(Recorded data)
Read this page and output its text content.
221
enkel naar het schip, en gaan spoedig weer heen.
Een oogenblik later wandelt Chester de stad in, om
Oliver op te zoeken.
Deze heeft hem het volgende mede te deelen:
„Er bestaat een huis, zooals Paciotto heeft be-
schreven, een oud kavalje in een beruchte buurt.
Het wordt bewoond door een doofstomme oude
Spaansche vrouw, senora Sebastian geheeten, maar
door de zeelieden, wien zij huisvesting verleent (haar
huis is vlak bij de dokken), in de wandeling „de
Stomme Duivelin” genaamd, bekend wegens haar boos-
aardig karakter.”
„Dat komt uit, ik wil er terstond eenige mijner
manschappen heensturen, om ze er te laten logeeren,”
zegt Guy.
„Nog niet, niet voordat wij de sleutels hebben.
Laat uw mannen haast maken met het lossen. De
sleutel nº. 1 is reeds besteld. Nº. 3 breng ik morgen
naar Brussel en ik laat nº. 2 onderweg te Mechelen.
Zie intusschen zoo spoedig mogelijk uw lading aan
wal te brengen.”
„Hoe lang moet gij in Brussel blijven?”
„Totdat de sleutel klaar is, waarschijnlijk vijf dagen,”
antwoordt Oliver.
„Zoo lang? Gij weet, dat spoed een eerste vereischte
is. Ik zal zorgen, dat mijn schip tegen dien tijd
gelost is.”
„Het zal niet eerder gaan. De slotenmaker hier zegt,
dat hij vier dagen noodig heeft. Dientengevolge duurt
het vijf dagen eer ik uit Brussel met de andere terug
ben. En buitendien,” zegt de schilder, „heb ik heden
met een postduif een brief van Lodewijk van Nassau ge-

WHAT NEEDS TO BE DONE
Exactly as they are written, print the entries again.

RESULT FOR THIS EXERCISE
Read this page and output its text content.
221
enkel naar het schip, en gaan spoedig weer heen.
Een oogenblik later wandelt Chester de stad in, om
Oliver op te zoeken.
Deze heeft hem het volgende mede te deelen:
„Er bestaat een huis, zooals Paciotto heeft be-
schreven, een oud kavalje in een beruchte buurt.
Het wordt bewoond door een doofstomme oude
Spaansche vrouw, senora Sebastian geheeten, maar
door de zeelieden, wien zij huisvesting verleent (haar
huis is vlak bij de dokken), in de wandeling „de
Stomme Duivelin” genaamd, bekend wegens haar boos-
aardig karakter.”
„Dat komt uit, ik wil er terstond eenige mijner
manschappen heensturen, om ze er te laten logeeren,”
zegt Guy.
„Nog niet, niet voordat wij de sleutels hebben.
Laat uw mannen haast maken met het lossen. De
sleutel nº. 1 is reeds besteld. Nº. 3 breng ik morgen
naar Brussel en ik laat nº. 2 onderweg te Mechelen.
Zie intusschen zoo spoedig mogelijk uw lading aan
wal te brengen.”
„Hoe lang moet gij in Brussel blijven?”
„Totdat de sleutel klaar is, waarschijnlijk vijf dagen,”
antwoordt Oliver.
„Zoo lang? Gij weet, dat spoed een eerste vereischte
is. Ik zal zorgen, dat mijn schip tegen dien tijd
gelost is.”
„Het zal niet eerder gaan. De slotenmaker hier zegt,
dat hij vier dagen noodig heeft. Dientengevolge duurt
het vijf dagen eer ik uit Brussel met de andere terug
ben. En buitendien,” zegt de schilder, „heb ik heden
met een postduif een brief van Lodewijk van Nassau ge-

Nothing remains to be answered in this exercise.